** begin DATA FOR THIS EXERCISE **
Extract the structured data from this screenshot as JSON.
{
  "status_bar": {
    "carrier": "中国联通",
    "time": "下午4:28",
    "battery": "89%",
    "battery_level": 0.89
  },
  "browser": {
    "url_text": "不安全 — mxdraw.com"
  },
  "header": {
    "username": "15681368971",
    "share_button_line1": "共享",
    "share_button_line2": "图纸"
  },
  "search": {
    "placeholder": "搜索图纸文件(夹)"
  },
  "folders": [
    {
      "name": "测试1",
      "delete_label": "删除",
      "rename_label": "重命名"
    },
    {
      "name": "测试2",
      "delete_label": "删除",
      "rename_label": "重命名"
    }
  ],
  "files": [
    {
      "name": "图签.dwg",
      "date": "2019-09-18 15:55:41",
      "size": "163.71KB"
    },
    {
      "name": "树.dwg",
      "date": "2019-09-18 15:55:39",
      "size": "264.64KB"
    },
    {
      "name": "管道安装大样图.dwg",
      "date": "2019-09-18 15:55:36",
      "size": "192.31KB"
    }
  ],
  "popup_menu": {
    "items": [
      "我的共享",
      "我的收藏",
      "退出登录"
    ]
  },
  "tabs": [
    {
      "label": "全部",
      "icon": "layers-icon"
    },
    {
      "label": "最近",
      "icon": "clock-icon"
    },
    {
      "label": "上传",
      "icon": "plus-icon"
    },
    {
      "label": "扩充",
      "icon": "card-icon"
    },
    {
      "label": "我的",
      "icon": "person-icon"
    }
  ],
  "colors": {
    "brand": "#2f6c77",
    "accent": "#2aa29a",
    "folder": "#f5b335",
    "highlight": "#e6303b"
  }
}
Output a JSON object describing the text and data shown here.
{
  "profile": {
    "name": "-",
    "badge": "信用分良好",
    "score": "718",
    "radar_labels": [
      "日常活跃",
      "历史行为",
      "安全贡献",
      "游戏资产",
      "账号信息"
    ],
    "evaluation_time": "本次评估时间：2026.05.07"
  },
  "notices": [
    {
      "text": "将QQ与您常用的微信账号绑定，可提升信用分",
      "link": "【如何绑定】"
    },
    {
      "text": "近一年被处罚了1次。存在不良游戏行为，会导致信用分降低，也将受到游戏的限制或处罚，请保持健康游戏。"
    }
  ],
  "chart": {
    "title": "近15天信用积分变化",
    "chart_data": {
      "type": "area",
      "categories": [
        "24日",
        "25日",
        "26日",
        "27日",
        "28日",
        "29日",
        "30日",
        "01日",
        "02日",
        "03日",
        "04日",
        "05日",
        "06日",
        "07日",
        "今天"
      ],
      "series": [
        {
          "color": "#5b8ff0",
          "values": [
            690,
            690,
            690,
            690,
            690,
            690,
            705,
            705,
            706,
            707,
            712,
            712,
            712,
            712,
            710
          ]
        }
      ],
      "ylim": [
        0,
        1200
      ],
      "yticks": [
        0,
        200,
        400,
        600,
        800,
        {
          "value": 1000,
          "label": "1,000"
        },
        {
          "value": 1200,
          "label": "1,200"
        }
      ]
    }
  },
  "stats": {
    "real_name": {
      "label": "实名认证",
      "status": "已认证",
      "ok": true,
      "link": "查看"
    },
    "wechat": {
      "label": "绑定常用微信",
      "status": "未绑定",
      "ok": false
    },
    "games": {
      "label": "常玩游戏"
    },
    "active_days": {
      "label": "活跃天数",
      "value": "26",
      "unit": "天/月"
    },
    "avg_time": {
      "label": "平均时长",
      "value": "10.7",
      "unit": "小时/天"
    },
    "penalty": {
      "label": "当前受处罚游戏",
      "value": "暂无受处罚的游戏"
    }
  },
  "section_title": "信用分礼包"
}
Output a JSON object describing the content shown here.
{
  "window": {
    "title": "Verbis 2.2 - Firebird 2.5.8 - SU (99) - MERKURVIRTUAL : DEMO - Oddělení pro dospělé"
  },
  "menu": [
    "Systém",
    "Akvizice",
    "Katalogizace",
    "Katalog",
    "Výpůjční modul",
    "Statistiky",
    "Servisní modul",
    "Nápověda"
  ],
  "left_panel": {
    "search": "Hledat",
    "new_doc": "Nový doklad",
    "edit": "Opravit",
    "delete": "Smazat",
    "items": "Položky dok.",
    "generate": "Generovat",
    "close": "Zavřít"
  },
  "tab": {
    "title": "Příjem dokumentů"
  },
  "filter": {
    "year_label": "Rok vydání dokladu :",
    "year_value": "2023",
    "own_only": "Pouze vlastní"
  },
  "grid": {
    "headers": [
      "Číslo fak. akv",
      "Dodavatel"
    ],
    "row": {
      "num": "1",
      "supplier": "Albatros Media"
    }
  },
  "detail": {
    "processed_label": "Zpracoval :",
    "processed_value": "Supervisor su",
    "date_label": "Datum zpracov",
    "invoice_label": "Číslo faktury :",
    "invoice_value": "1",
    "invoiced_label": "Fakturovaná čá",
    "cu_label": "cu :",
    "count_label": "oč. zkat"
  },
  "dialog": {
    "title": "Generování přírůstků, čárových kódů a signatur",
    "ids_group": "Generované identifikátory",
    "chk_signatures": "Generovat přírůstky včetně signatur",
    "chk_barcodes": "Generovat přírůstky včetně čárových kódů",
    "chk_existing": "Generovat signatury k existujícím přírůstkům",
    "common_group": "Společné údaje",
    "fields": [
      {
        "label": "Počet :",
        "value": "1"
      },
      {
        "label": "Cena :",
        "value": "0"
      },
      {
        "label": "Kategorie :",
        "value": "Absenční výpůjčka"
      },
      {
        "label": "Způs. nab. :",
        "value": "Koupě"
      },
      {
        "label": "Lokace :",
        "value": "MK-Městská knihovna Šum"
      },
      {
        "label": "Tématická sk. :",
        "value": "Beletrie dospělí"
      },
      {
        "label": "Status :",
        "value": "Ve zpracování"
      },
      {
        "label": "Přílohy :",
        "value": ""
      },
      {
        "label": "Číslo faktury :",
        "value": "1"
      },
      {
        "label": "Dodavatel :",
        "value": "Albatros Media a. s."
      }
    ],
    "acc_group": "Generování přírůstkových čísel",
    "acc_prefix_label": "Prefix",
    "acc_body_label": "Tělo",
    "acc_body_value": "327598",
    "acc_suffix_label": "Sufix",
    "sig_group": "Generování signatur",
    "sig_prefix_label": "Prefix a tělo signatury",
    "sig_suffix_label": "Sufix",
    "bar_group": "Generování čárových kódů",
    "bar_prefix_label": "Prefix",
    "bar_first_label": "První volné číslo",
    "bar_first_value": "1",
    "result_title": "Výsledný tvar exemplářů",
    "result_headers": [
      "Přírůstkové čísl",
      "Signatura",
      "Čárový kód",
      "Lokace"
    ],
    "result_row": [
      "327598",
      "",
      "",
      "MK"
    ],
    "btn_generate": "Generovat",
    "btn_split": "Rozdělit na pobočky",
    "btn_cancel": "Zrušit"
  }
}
** end DATA FOR THIS EXERCISE **
** SET EXERCISE **
Set down all of the data above, word for word.

** SOLUTION TO THIS TASK **
Extract the structured data from this screenshot as JSON.
{
  "status_bar": {
    "carrier": "中国联通",
    "time": "下午4:28",
    "battery": "89%",
    "battery_level": 0.89
  },
  "browser": {
    "url_text": "不安全 — mxdraw.com"
  },
  "header": {
    "username": "15681368971",
    "share_button_line1": "共享",
    "share_button_line2": "图纸"
  },
  "search": {
    "placeholder": "搜索图纸文件(夹)"
  },
  "folders": [
    {
      "name": "测试1",
      "delete_label": "删除",
      "rename_label": "重命名"
    },
    {
      "name": "测试2",
      "delete_label": "删除",
      "rename_label": "重命名"
    }
  ],
  "files": [
    {
      "name": "图签.dwg",
      "date": "2019-09-18 15:55:41",
      "size": "163.71KB"
    },
    {
      "name": "树.dwg",
      "date": "2019-09-18 15:55:39",
      "size": "264.64KB"
    },
    {
      "name": "管道安装大样图.dwg",
      "date": "2019-09-18 15:55:36",
      "size": "192.31KB"
    }
  ],
  "popup_menu": {
    "items": [
      "我的共享",
      "我的收藏",
      "退出登录"
    ]
  },
  "tabs": [
    {
      "label": "全部",
      "icon": "layers-icon"
    },
    {
      "label": "最近",
      "icon": "clock-icon"
    },
    {
      "label": "上传",
      "icon": "plus-icon"
    },
    {
      "label": "扩充",
      "icon": "card-icon"
    },
    {
      "label": "我的",
      "icon": "person-icon"
    }
  ],
  "colors": {
    "brand": "#2f6c77",
    "accent": "#2aa29a",
    "folder": "#f5b335",
    "highlight": "#e6303b"
  }
}
Output a JSON object describing the text and data shown here.
{
  "profile": {
    "name": "-",
    "badge": "信用分良好",
    "score": "718",
    "radar_labels": [
      "日常活跃",
      "历史行为",
      "安全贡献",
      "游戏资产",
      "账号信息"
    ],
    "evaluation_time": "本次评估时间：2026.05.07"
  },
  "notices": [
    {
      "text": "将QQ与您常用的微信账号绑定，可提升信用分",
      "link": "【如何绑定】"
    },
    {
      "text": "近一年被处罚了1次。存在不良游戏行为，会导致信用分降低，也将受到游戏的限制或处罚，请保持健康游戏。"
    }
  ],
  "chart": {
    "title": "近15天信用积分变化",
    "chart_data": {
      "type": "area",
      "categories": [
        "24日",
        "25日",
        "26日",
        "27日",
        "28日",
        "29日",
        "30日",
        "01日",
        "02日",
        "03日",
        "04日",
        "05日",
        "06日",
        "07日",
        "今天"
      ],
      "series": [
        {
          "color": "#5b8ff0",
          "values": [
            690,
            690,
            690,
            690,
            690,
            690,
            705,
            705,
            706,
            707,
            712,
            712,
            712,
            712,
            710
          ]
        }
      ],
      "ylim": [
        0,
        1200
      ],
      "yticks": [
        0,
        200,
        400,
        600,
        800,
        {
          "value": 1000,
          "label": "1,000"
        },
        {
          "value": 1200,
          "label": "1,200"
        }
      ]
    }
  },
  "stats": {
    "real_name": {
      "label": "实名认证",
      "status": "已认证",
      "ok": true,
      "link": "查看"
    },
    "wechat": {
      "label": "绑定常用微信",
      "status": "未绑定",
      "ok": false
    },
    "games": {
      "label": "常玩游戏"
    },
    "active_days": {
      "label": "活跃天数",
      "value": "26",
      "unit": "天/月"
    },
    "avg_time": {
      "label": "平均时长",
      "value": "10.7",
      "unit": "小时/天"
    },
    "penalty": {
      "label": "当前受处罚游戏",
      "value": "暂无受处罚的游戏"
    }
  },
  "section_title": "信用分礼包"
}
Output a JSON object describing the content shown here.
{
  "window": {
    "title": "Verbis 2.2 - Firebird 2.5.8 - SU (99) - MERKURVIRTUAL : DEMO - Oddělení pro dospělé"
  },
  "menu": [
    "Systém",
    "Akvizice",
    "Katalogizace",
    "Katalog",
    "Výpůjční modul",
    "Statistiky",
    "Servisní modul",
    "Nápověda"
  ],
  "left_panel": {
    "search": "Hledat",
    "new_doc": "Nový doklad",
    "edit": "Opravit",
    "delete": "Smazat",
    "items": "Položky dok.",
    "generate": "Generovat",
    "close": "Zavřít"
  },
  "tab": {
    "title": "Příjem dokumentů"
  },
  "filter": {
    "year_label": "Rok vydání dokladu :",
    "year_value": "2023",
    "own_only": "Pouze vlastní"
  },
  "grid": {
    "headers": [
      "Číslo fak. akv",
      "Dodavatel"
    ],
    "row": {
      "num": "1",
      "supplier": "Albatros Media"
    }
  },
  "detail": {
    "processed_label": "Zpracoval :",
    "processed_value": "Supervisor su",
    "date_label": "Datum zpracov",
    "invoice_label": "Číslo faktury :",
    "invoice_value": "1",
    "invoiced_label": "Fakturovaná čá",
    "cu_label": "cu :",
    "count_label": "oč. zkat"
  },
  "dialog": {
    "title": "Generování přírůstků, čárových kódů a signatur",
    "ids_group": "Generované identifikátory",
    "chk_signatures": "Generovat přírůstky včetně signatur",
    "chk_barcodes": "Generovat přírůstky včetně čárových kódů",
    "chk_existing": "Generovat signatury k existujícím přírůstkům",
    "common_group": "Společné údaje",
    "fields": [
      {
        "label": "Počet :",
        "value": "1"
      },
      {
        "label": "Cena :",
        "value": "0"
      },
      {
        "label": "Kategorie :",
        "value": "Absenční výpůjčka"
      },
      {
        "label": "Způs. nab. :",
        "value": "Koupě"
      },
      {
        "label": "Lokace :",
        "value": "MK-Městská knihovna Šum"
      },
      {
        "label": "Tématická sk. :",
        "value": "Beletrie dospělí"
      },
      {
        "label": "Status :",
        "value": "Ve zpracování"
      },
      {
        "label": "Přílohy :",
        "value": ""
      },
      {
        "label": "Číslo faktury :",
        "value": "1"
      },
      {
        "label": "Dodavatel :",
        "value": "Albatros Media a. s."
      }
    ],
    "acc_group": "Generování přírůstkových čísel",
    "acc_prefix_label": "Prefix",
    "acc_body_label": "Tělo",
    "acc_body_value": "327598",
    "acc_suffix_label": "Sufix",
    "sig_group": "Generování signatur",
    "sig_prefix_label": "Prefix a tělo signatury",
    "sig_suffix_label": "Sufix",
    "bar_group": "Generování čárových kódů",
    "bar_prefix_label": "Prefix",
    "bar_first_label": "První volné číslo",
    "bar_first_value": "1",
    "result_title": "Výsledný tvar exemplářů",
    "result_headers": [
      "Přírůstkové čísl",
      "Signatura",
      "Čárový kód",
      "Lokace"
    ],
    "result_row": [
      "327598",
      "",
      "",
      "MK"
    ],
    "btn_generate": "Generovat",
    "btn_split": "Rozdělit na pobočky",
    "btn_cancel": "Zrušit"
  }
}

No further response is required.